**SET TASK**
The entries below should be given again exactly, minus their pictures.

**GIVEN ENTRIES**
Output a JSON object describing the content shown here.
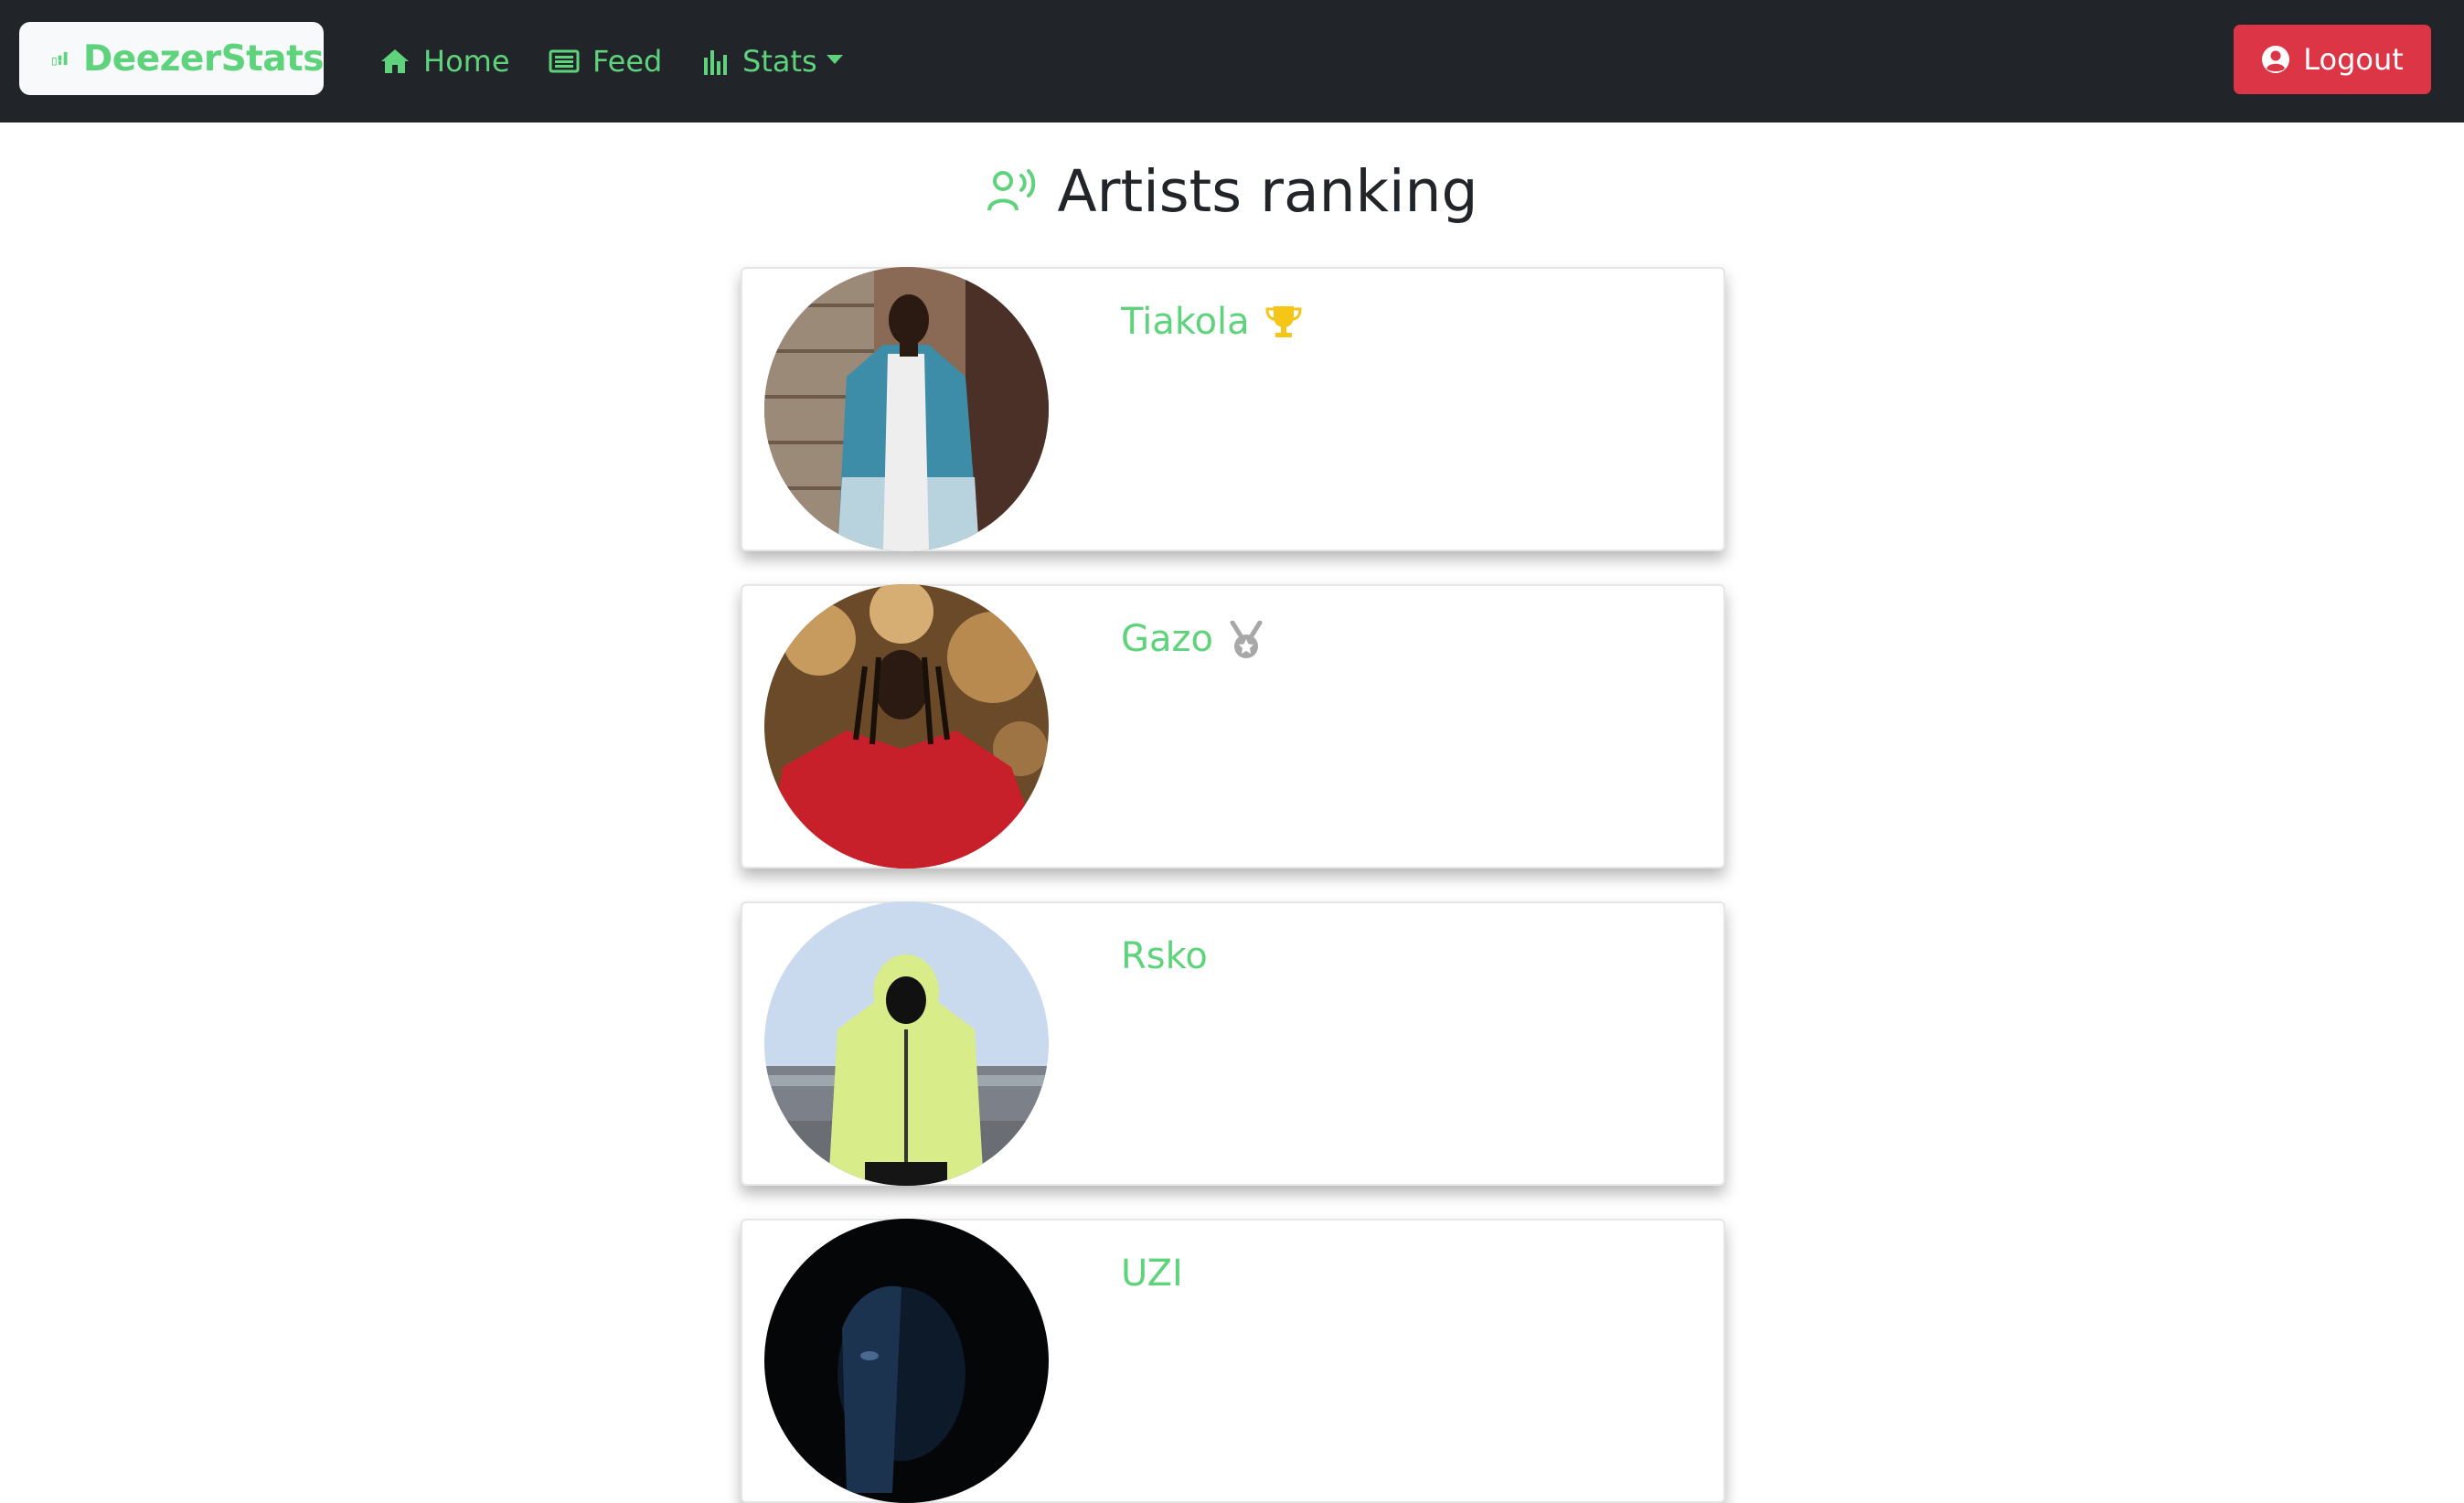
{
  "navbar": {
    "brand": "DeezerStats",
    "items": [
      {
        "label": "Home",
        "icon": "home-icon"
      },
      {
        "label": "Feed",
        "icon": "newspaper-icon"
      },
      {
        "label": "Stats",
        "icon": "bar-chart-icon"
      }
    ],
    "logout_label": "Logout"
  },
  "page": {
    "title": "Artists ranking",
    "title_icon": "person-voice-icon"
  },
  "artists": [
    {
      "name": "Tiakola",
      "badge": "trophy-icon"
    },
    {
      "name": "Gazo",
      "badge": "medal-icon"
    },
    {
      "name": "Rsko",
      "badge": ""
    },
    {
      "name": "UZI",
      "badge": ""
    }
  ],
  "colors": {
    "navbar_bg": "#212529",
    "accent_green": "#5fd37c",
    "logout_red": "#dc3545",
    "trophy_gold": "#f5c518",
    "medal_silver": "#a8a8a8"
  }
}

**WRITTEN RESPONSE**
Output a JSON object describing the content shown here.
{
  "navbar": {
    "brand": "DeezerStats",
    "items": [
      {
        "label": "Home",
        "icon": "home-icon"
      },
      {
        "label": "Feed",
        "icon": "newspaper-icon"
      },
      {
        "label": "Stats",
        "icon": "bar-chart-icon"
      }
    ],
    "logout_label": "Logout"
  },
  "page": {
    "title": "Artists ranking",
    "title_icon": "person-voice-icon"
  },
  "artists": [
    {
      "name": "Tiakola",
      "badge": "trophy-icon"
    },
    {
      "name": "Gazo",
      "badge": "medal-icon"
    },
    {
      "name": "Rsko",
      "badge": ""
    },
    {
      "name": "UZI",
      "badge": ""
    }
  ],
  "colors": {
    "navbar_bg": "#212529",
    "accent_green": "#5fd37c",
    "logout_red": "#dc3545",
    "trophy_gold": "#f5c518",
    "medal_silver": "#a8a8a8"
  }
}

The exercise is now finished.